STATED PROBLEM
In the entries that follow, find the word "pada" and report each line it is on.

***

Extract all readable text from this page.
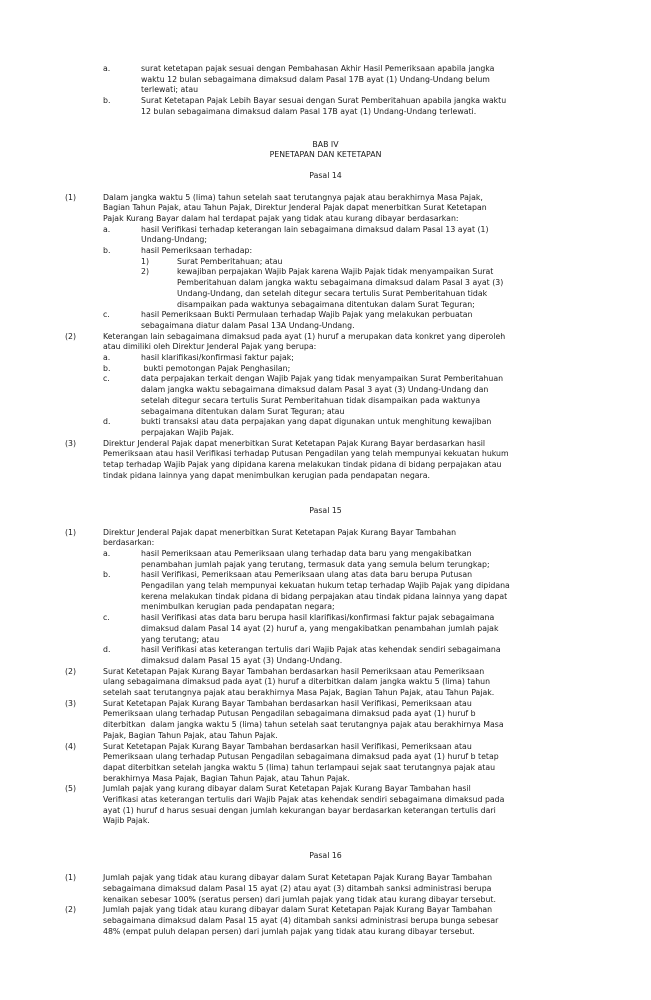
a.	surat ketetapan pajak sesuai dengan Pembahasan Akhir Hasil Pemeriksaan apabila jangka
waktu 12 bulan sebagaimana dimaksud dalam Pasal 17B ayat (1) Undang-Undang belum
terlewati; atau
b.	Surat Ketetapan Pajak Lebih Bayar sesuai dengan Surat Pemberitahuan apabila jangka waktu
12 bulan sebagaimana dimaksud dalam Pasal 17B ayat (1) Undang-Undang terlewati.
BAB IV
PENETAPAN DAN KETETAPAN
Pasal 14
(1)	Dalam jangka waktu 5 (lima) tahun setelah saat terutangnya pajak atau berakhirnya Masa Pajak,
Bagian Tahun Pajak, atau Tahun Pajak, Direktur Jenderal Pajak dapat menerbitkan Surat Ketetapan
Pajak Kurang Bayar dalam hal terdapat pajak yang tidak atau kurang dibayar berdasarkan:
a.	hasil Verifikasi terhadap keterangan lain sebagaimana dimaksud dalam Pasal 13 ayat (1)
Undang-Undang;
b.	hasil Pemeriksaan terhadap:
1)	Surat Pemberitahuan; atau
2)	kewajiban perpajakan Wajib Pajak karena Wajib Pajak tidak menyampaikan Surat
Pemberitahuan dalam jangka waktu sebagaimana dimaksud dalam Pasal 3 ayat (3)
Undang-Undang, dan setelah ditegur secara tertulis Surat Pemberitahuan tidak
disampaikan pada waktunya sebagaimana ditentukan dalam Surat Teguran;
c.	hasil Pemeriksaan Bukti Permulaan terhadap Wajib Pajak yang melakukan perbuatan
sebagaimana diatur dalam Pasal 13A Undang-Undang.
(2)	Keterangan lain sebagaimana dimaksud pada ayat (1) huruf a merupakan data konkret yang diperoleh
atau dimiliki oleh Direktur Jenderal Pajak yang berupa:
a.	hasil klarifikasi/konfirmasi faktur pajak;
b.	bukti pemotongan Pajak Penghasilan;
c.	data perpajakan terkait dengan Wajib Pajak yang tidak menyampaikan Surat Pemberitahuan
dalam jangka waktu sebagaimana dimaksud dalam Pasal 3 ayat (3) Undang-Undang dan
setelah ditegur secara tertulis Surat Pemberitahuan tidak disampaikan pada waktunya
sebagaimana ditentukan dalam Surat Teguran; atau
d.	bukti transaksi atau data perpajakan yang dapat digunakan untuk menghitung kewajiban
perpajakan Wajib Pajak.
(3)	Direktur Jenderal Pajak dapat menerbitkan Surat Ketetapan Pajak Kurang Bayar berdasarkan hasil
Pemeriksaan atau hasil Verifikasi terhadap Putusan Pengadilan yang telah mempunyai kekuatan hukum
tetap terhadap Wajib Pajak yang dipidana karena melakukan tindak pidana di bidang perpajakan atau
tindak pidana lainnya yang dapat menimbulkan kerugian pada pendapatan negara.
Pasal 15
(1)	Direktur Jenderal Pajak dapat menerbitkan Surat Ketetapan Pajak Kurang Bayar Tambahan
berdasarkan:
a.	hasil Pemeriksaan atau Pemeriksaan ulang terhadap data baru yang mengakibatkan
penambahan jumlah pajak yang terutang, termasuk data yang semula belum terungkap;
b.	hasil Verifikasi, Pemeriksaan atau Pemeriksaan ulang atas data baru berupa Putusan
Pengadilan yang telah mempunyai kekuatan hukum tetap terhadap Wajib Pajak yang dipidana
kerena melakukan tindak pidana di bidang perpajakan atau tindak pidana lainnya yang dapat
menimbulkan kerugian pada pendapatan negara;
c.	hasil Verifikasi atas data baru berupa hasil klarifikasi/konfirmasi faktur pajak sebagaimana
dimaksud dalam Pasal 14 ayat (2) huruf a, yang mengakibatkan penambahan jumlah pajak
yang terutang; atau
d.	hasil Verifikasi atas keterangan tertulis dari Wajib Pajak atas kehendak sendiri sebagaimana
dimaksud dalam Pasal 15 ayat (3) Undang-Undang.
(2)	Surat Ketetapan Pajak Kurang Bayar Tambahan berdasarkan hasil Pemeriksaan atau Pemeriksaan
ulang sebagaimana dimaksud pada ayat (1) huruf a diterbitkan dalam jangka waktu 5 (lima) tahun
setelah saat terutangnya pajak atau berakhirnya Masa Pajak, Bagian Tahun Pajak, atau Tahun Pajak.
(3)	Surat Ketetapan Pajak Kurang Bayar Tambahan berdasarkan hasil Verifikasi, Pemeriksaan atau
Pemeriksaan ulang terhadap Putusan Pengadilan sebagaimana dimaksud pada ayat (1) huruf b
diterbitkan  dalam jangka waktu 5 (lima) tahun setelah saat terutangnya pajak atau berakhirnya Masa
Pajak, Bagian Tahun Pajak, atau Tahun Pajak.
(4)	Surat Ketetapan Pajak Kurang Bayar Tambahan berdasarkan hasil Verifikasi, Pemeriksaan atau
Pemeriksaan ulang terhadap Putusan Pengadilan sebagaimana dimaksud pada ayat (1) huruf b tetap
dapat diterbitkan setelah jangka waktu 5 (lima) tahun terlampaui sejak saat terutangnya pajak atau
berakhirnya Masa Pajak, Bagian Tahun Pajak, atau Tahun Pajak.
(5)	Jumlah pajak yang kurang dibayar dalam Surat Ketetapan Pajak Kurang Bayar Tambahan hasil
Verifikasi atas keterangan tertulis dari Wajib Pajak atas kehendak sendiri sebagaimana dimaksud pada
ayat (1) huruf d harus sesuai dengan jumlah kekurangan bayar berdasarkan keterangan tertulis dari
Wajib Pajak.
Pasal 16
(1)	Jumlah pajak yang tidak atau kurang dibayar dalam Surat Ketetapan Pajak Kurang Bayar Tambahan
sebagaimana dimaksud dalam Pasal 15 ayat (2) atau ayat (3) ditambah sanksi administrasi berupa
kenaikan sebesar 100% (seratus persen) dari jumlah pajak yang tidak atau kurang dibayar tersebut.
(2)	Jumlah pajak yang tidak atau kurang dibayar dalam Surat Ketetapan Pajak Kurang Bayar Tambahan
sebagaimana dimaksud dalam Pasal 15 ayat (4) ditambah sanksi administrasi berupa bunga sebesar
48% (empat puluh delapan persen) dari jumlah pajak yang tidak atau kurang dibayar tersebut.
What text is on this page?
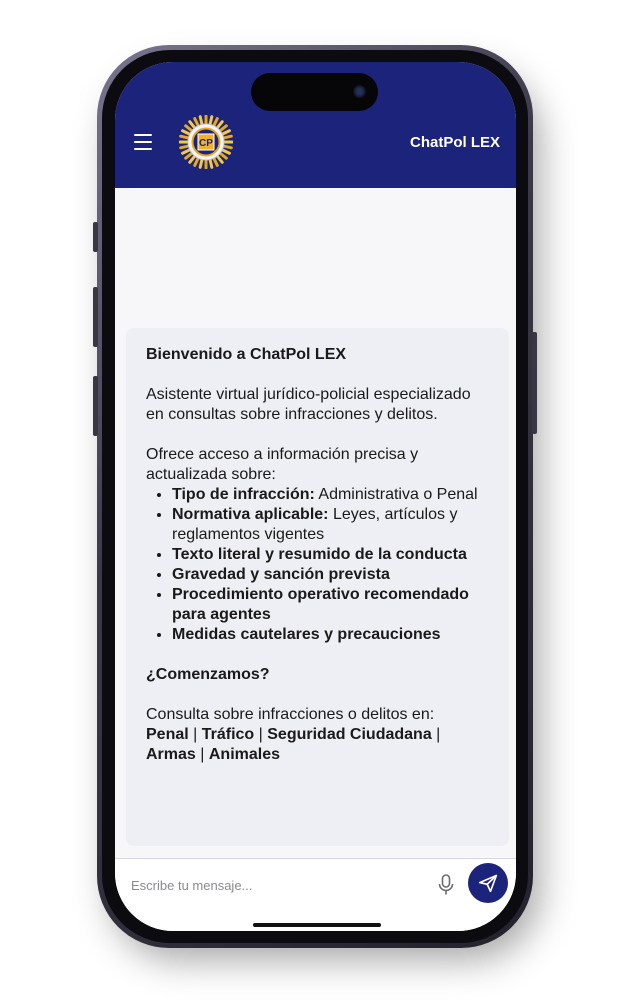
CP	ChatPol LEX

Bienvenido a ChatPol LEX

Asistente virtual jurídico-policial especializado en consultas sobre infracciones y delitos.

Ofrece acceso a información precisa y actualizada sobre:

• Tipo de infracción: Administrativa o Penal
• Normativa aplicable: Leyes, artículos y reglamentos vigentes
• Texto literal y resumido de la conducta
• Gravedad y sanción prevista
• Procedimiento operativo recomendado para agentes
• Medidas cautelares y precauciones

¿Comenzamos?

Consulta sobre infracciones o delitos en:

Penal | Tráfico | Seguridad Ciudadana | Armas | Animales

Escribe tu mensaje...
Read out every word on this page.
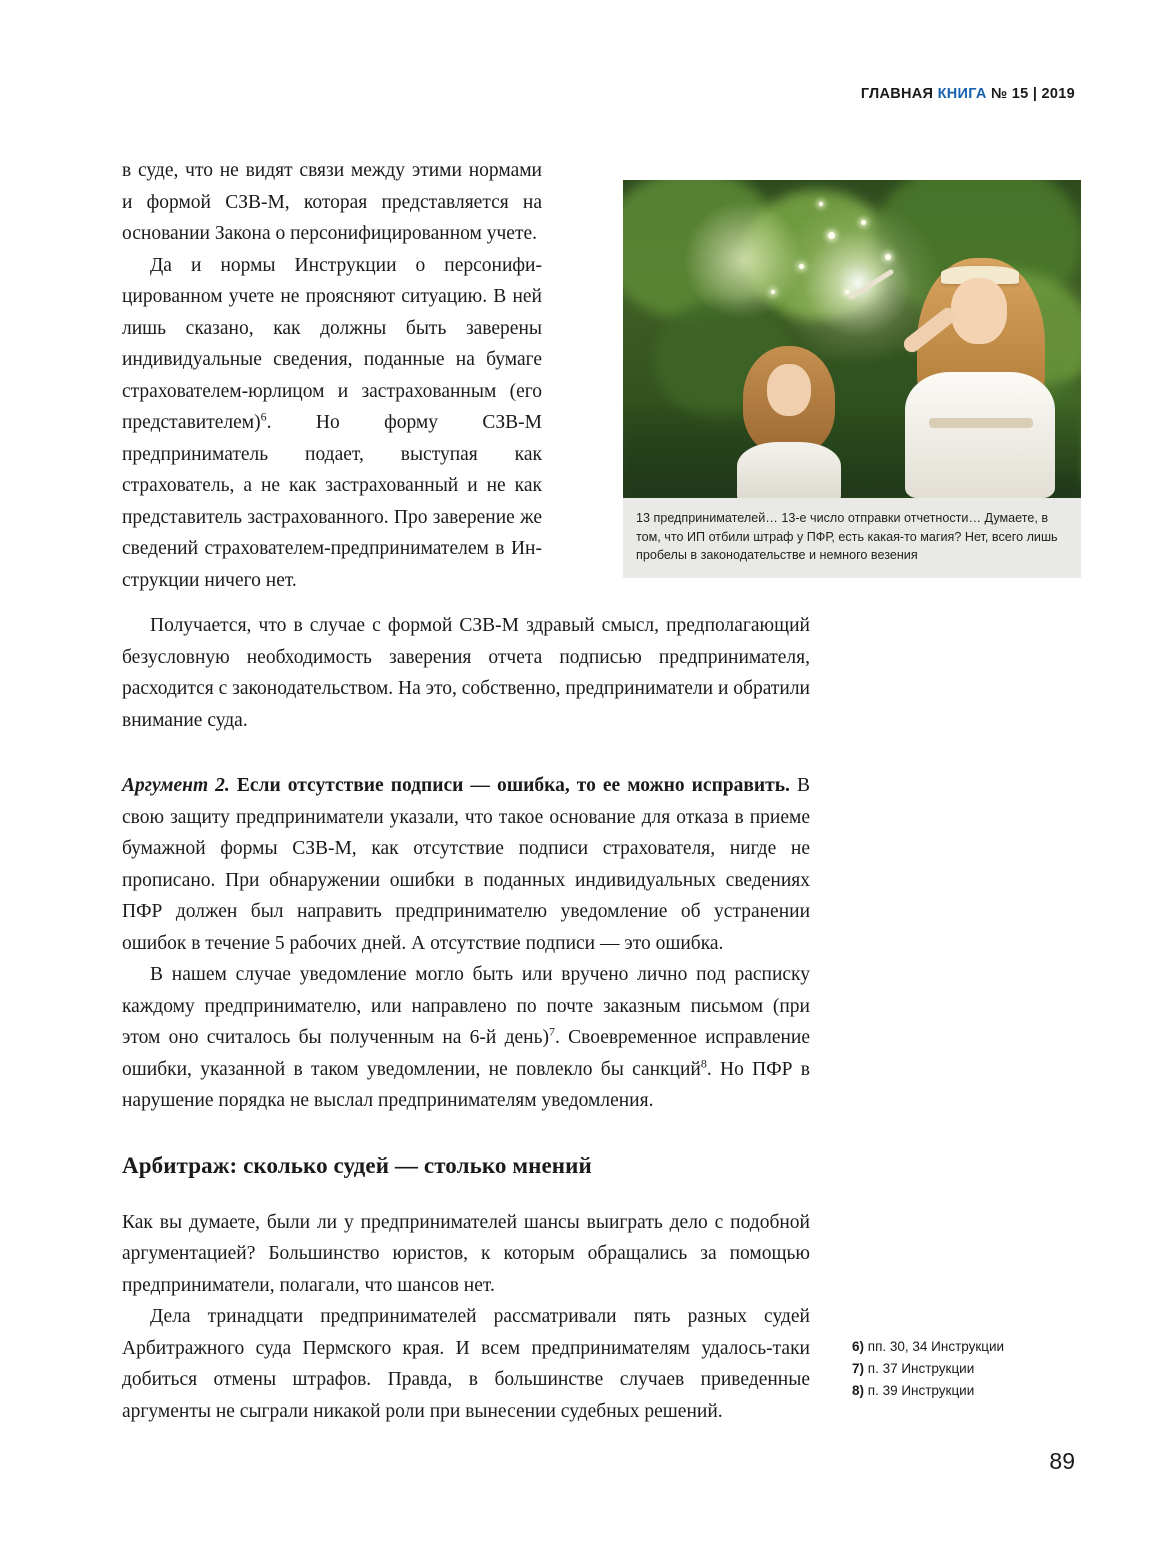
ГЛАВНАЯ КНИГА № 15 | 2019
13 предпринимателей… 13-е число отправки отчетности… Думаете, в том, что ИП отбили штраф у ПФР, есть какая-то магия? Нет, всего лишь пробелы в законодательстве и немного везения

в суде, что не видят связи между этими нормами и формой СЗВ-М, которая представляется на основании Закона о персонифицированном учете.

Да и нормы Инструкции о персонифицированном учете не проясняют ситуацию. В ней лишь сказано, как должны быть заверены индивидуальные сведения, поданные на бумаге страхователем-юрлицом и застрахованным (его представителем)$^6$. Но форму СЗВ-М предприниматель подает, выступая как страхователь, а не как застрахованный и не как представитель застрахованного. Про заверение же сведений страхователем-предпринимателем в Инструкции ничего нет.

Получается, что в случае с формой СЗВ-М здравый смысл, предполагающий безусловную необходимость заверения отчета подписью предпринимателя, расходится с законодательством. На это, собственно, предприниматели и обратили внимание суда.

Аргумент 2. Если отсутствие подписи — ошибка, то ее можно исправить. В свою защиту предприниматели указали, что такое основание для отказа в приеме бумажной формы СЗВ-М, как отсутствие подписи страхователя, нигде не прописано. При обнаружении ошибки в поданных индивидуальных сведениях ПФР должен был направить предпринимателю уведомление об устранении ошибок в течение 5 рабочих дней. А отсутствие подписи — это ошибка.

В нашем случае уведомление могло быть или вручено лично под расписку каждому предпринимателю, или направлено по почте заказным письмом (при этом оно считалось бы полученным на 6-й день)$^7$. Своевременное исправление ошибки, указанной в таком уведомлении, не повлекло бы санкций$^8$. Но ПФР в нарушение порядка не выслал предпринимателям уведомления.

Арбитраж: сколько судей — столько мнений

Как вы думаете, были ли у предпринимателей шансы выиграть дело с подобной аргументацией? Большинство юристов, к которым обращались за помощью предприниматели, полагали, что шансов нет.

Дела тринадцати предпринимателей рассматривали пять разных судей Арбитражного суда Пермского края. И всем предпринимателям удалось-таки добиться отмены штрафов. Правда, в большинстве случаев приведенные аргументы не сыграли никакой роли при вынесении судебных решений.

6) пп. 30, 34 Инструкции
7) п. 37 Инструкции
8) п. 39 Инструкции
89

***

TASK ANSWER
disampaikan pada waktunya sebagaimana ditentukan dalam Surat Teguran;
(2)	Keterangan lain sebagaimana dimaksud pada ayat (1) huruf a merupakan data konkret yang diperoleh
setelah ditegur secara tertulis Surat Pemberitahuan tidak disampaikan pada waktunya
tindak pidana lainnya yang dapat menimbulkan kerugian pada pendapatan negara.
menimbulkan kerugian pada pendapatan negara;
ulang sebagaimana dimaksud pada ayat (1) huruf a diterbitkan dalam jangka waktu 5 (lima) tahun
Pemeriksaan ulang terhadap Putusan Pengadilan sebagaimana dimaksud pada ayat (1) huruf b
Pemeriksaan ulang terhadap Putusan Pengadilan sebagaimana dimaksud pada ayat (1) huruf b tetap
Verifikasi atas keterangan tertulis dari Wajib Pajak atas kehendak sendiri sebagaimana dimaksud pada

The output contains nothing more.